* Exercice proposé A
Extrayez du billet sur le drama President le passage allant de "Vingt épisodes plus" jusqu'à "mon petit écran.", sans aucune modification.

* Extrait fourni

Après une parenthèse d'une petite semaine, le mercredi asiatique est de retour ! Et pas n'importe comment, puisqu'il nous revient avec une thématique qui m'est chère et qui va succéder au parfum policier de ces dernières semaines : la politique. Plus précisément, aujourd'hui, c'est une review en forme de bilan global que je vous propose à propos d'un drama, diffusé sur KBS2 du 15 décembre 2010 au 24 février 2011, dont je vous avais déjà parlé - à travers des premières impressions positives - en février dernier : President - La bataille pour la Maison-Bleue sera sans pitié.
Vingt épisodes plus tard, je ne regrette pas mon investissement. Et si lui consacrer un second billet me tient tout particulièrement à coeur, c'est autant pour son thème et sa qualité d'ensemble, qu'en raison du peu d'articles que j'ai pu croiser à son sujet. Car j'ai l'impression que President est malheureusement passé complètement relativement inaperçu (les audiences n'ayant pas aidé à infléchir cette tendance) et occupe une place de choix dans la catégorie des séries sous-estimées de cette année 2011. D'où la nécessité d'un peu de prosélytisme bien ordonné : même si ce drama n'est pas parfait et même si j'ai conscience que tous les publics ne se retrouveront sans doute pas dans les jeux de pouvoir fascinants, parfois létaux, qu'il offre, j'ai personnellement passé de bons moments sériephiles devant mon petit écran.

* Données disponibles
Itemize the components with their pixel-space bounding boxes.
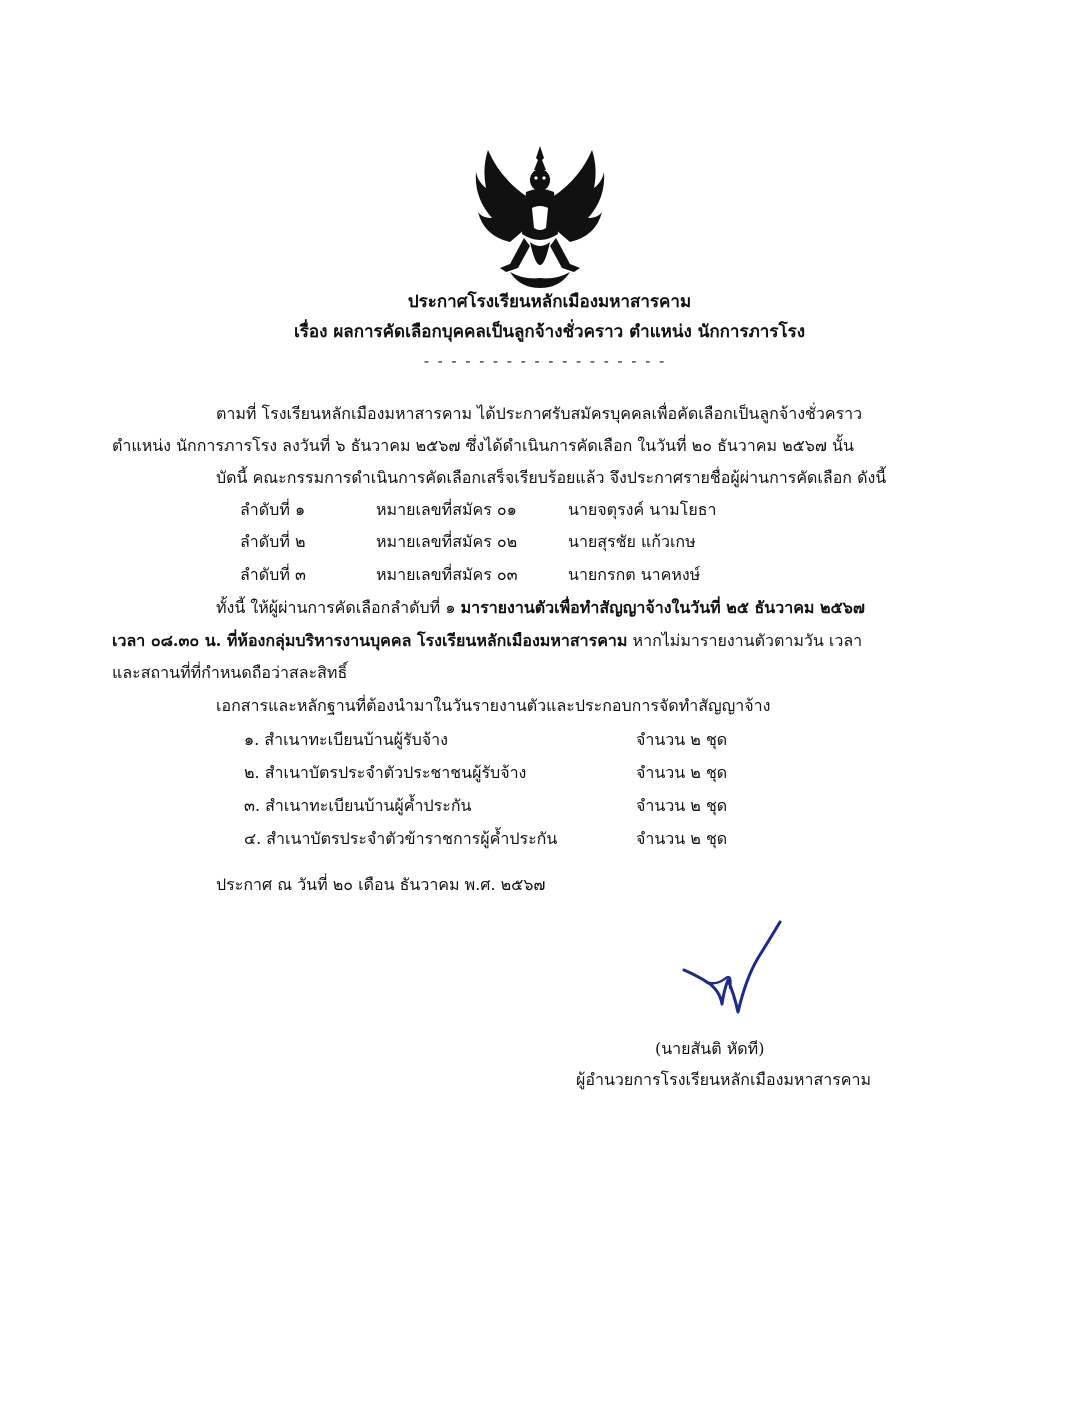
candidate-number: หมายเลขที่สมัคร ๐๒ [376, 532, 518, 551]
candidate-number: หมายเลขที่สมัคร ๐๓ [376, 565, 518, 584]
document-item: ๒. สำเนาบัตรประจำตัวประชาชนผู้รับจ้าง [244, 763, 527, 782]
paragraph-3-line-1-text: ทั้งนี้ ให้ผู้ผ่านการคัดเลือกลำดับที่ ๑ [216, 598, 461, 617]
candidate-name: นายจตุรงค์ นามโยธา [568, 500, 717, 519]
signer-name: (นายสันติ หัดที) [655, 1039, 765, 1058]
document-quantity: จำนวน ๒ ชุด [636, 763, 728, 782]
documents-heading: เอกสารและหลักฐานที่ต้องนำมาในวันรายงานตัวและประกอบการจัดทำสัญญาจ้าง [216, 696, 771, 715]
candidate-number: หมายเลขที่สมัคร ๐๑ [376, 500, 517, 519]
paragraph-1-line-2: ตำแหน่ง นักการภารโรง ลงวันที่ ๖ ธันวาคม ๒๕๖๗ ซึ่งได้ดำเนินการคัดเลือก ในวันที่ ๒๐ ธันวาคม ๒๕๖๗ นั้น [112, 436, 854, 455]
paragraph-3-line-2-text: หากไม่มารายงานตัวตามวัน เวลา [627, 631, 863, 650]
announcement-title: ประกาศโรงเรียนหลักเมืองมหาสารคาม [407, 292, 692, 312]
signature-icon [676, 918, 786, 1028]
candidate-rank: ลำดับที่ ๑ [240, 500, 306, 519]
announcement-date: ประกาศ ณ วันที่ ๒๐ เดือน ธันวาคม พ.ศ. ๒๕๖๗ [216, 875, 546, 894]
candidate-rank: ลำดับที่ ๓ [240, 565, 306, 584]
report-time-place-text: เวลา ๐๘.๓๐ น. ที่ห้องกลุ่มบริหารงานบุคคล โรงเรียนหลักเมืองมหาสารคาม [112, 631, 628, 650]
paragraph-1-line-1: ตามที่ โรงเรียนหลักเมืองมหาสารคาม ได้ประกาศรับสมัครบุคคลเพื่อคัดเลือกเป็นลูกจ้างชั่วคราว [216, 404, 863, 423]
title-divider: - - - - - - - - - - - - - - - - - - [423, 352, 667, 370]
document-quantity: จำนวน ๒ ชุด [636, 829, 728, 848]
announcement-subject: เรื่อง ผลการคัดเลือกบุคคลเป็นลูกจ้างชั่วคราว ตำแหน่ง นักการภารโรง [293, 322, 806, 342]
document-item: ๑. สำเนาทะเบียนบ้านผู้รับจ้าง [244, 730, 448, 749]
signer-position: ผู้อำนวยการโรงเรียนหลักเมืองมหาสารคาม [576, 1070, 872, 1089]
candidate-rank: ลำดับที่ ๒ [240, 532, 306, 551]
report-date-text: มารายงานตัวเพื่อทำสัญญาจ้างในวันที่ ๒๕ ธันวาคม ๒๕๖๗ [460, 598, 865, 617]
candidate-name: นายสุรชัย แก้วเกษ [568, 532, 696, 551]
paragraph-3-line-2 [112, 629, 862, 654]
document-quantity: จำนวน ๒ ชุด [636, 796, 728, 815]
document-quantity: จำนวน ๒ ชุด [636, 730, 728, 749]
paragraph-2: บัดนี้ คณะกรรมการดำเนินการคัดเลือกเสร็จเรียบร้อยแล้ว จึงประกาศรายชื่อผู้ผ่านการคัดเลือก ดังนี้ [216, 468, 887, 487]
document-item: ๔. สำเนาบัตรประจำตัวข้าราชการผู้ค้ำประกัน [244, 829, 558, 848]
document-item: ๓. สำเนาทะเบียนบ้านผู้ค้ำประกัน [244, 796, 472, 815]
candidate-name: นายกรกต นาคหงษ์ [568, 565, 701, 584]
garuda-emblem-icon [470, 138, 610, 290]
paragraph-3-line-3: และสถานที่ที่กำหนดถือว่าสละสิทธิ์ [112, 663, 348, 682]
paragraph-3-line-1 [216, 596, 865, 621]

* Exercice proposé B
Mettez à jour le passage du listing qui va de la ligne contenant "candidate-number: หมายเลขที่สมัคร ๐๒" jusqu'à celle contenant "document-quantity: จำนวน ๒ ชุด [636, 763, 728, 782]", ces deux lignes comprises, en remplaçant "candidate-number" par "applicant-number" sans rien changer d'autre. Ne donnez que ces lignes.

* Corrigé A
Vingt épisodes plus tard, je ne regrette pas mon investissement. Et si lui consacrer un second billet me tient tout particulièrement à coeur, c'est autant pour son thème et sa qualité d'ensemble, qu'en raison du peu d'articles que j'ai pu croiser à son sujet. Car j'ai l'impression que President est malheureusement passé complètement relativement inaperçu (les audiences n'ayant pas aidé à infléchir cette tendance) et occupe une place de choix dans la catégorie des séries sous-estimées de cette année 2011. D'où la nécessité d'un peu de prosélytisme bien ordonné : même si ce drama n'est pas parfait et même si j'ai conscience que tous les publics ne se retrouveront sans doute pas dans les jeux de pouvoir fascinants, parfois létaux, qu'il offre, j'ai personnellement passé de bons moments sériephiles devant mon petit écran.

* Corrigé B
applicant-number: หมายเลขที่สมัคร ๐๒ [376, 532, 518, 551]
applicant-number: หมายเลขที่สมัคร ๐๓ [376, 565, 518, 584]
document-item: ๒. สำเนาบัตรประจำตัวประชาชนผู้รับจ้าง [244, 763, 527, 782]
paragraph-3-line-1-text: ทั้งนี้ ให้ผู้ผ่านการคัดเลือกลำดับที่ ๑ [216, 598, 461, 617]
candidate-name: นายจตุรงค์ นามโยธา [568, 500, 717, 519]
signer-name: (นายสันติ หัดที) [655, 1039, 765, 1058]
document-quantity: จำนวน ๒ ชุด [636, 763, 728, 782]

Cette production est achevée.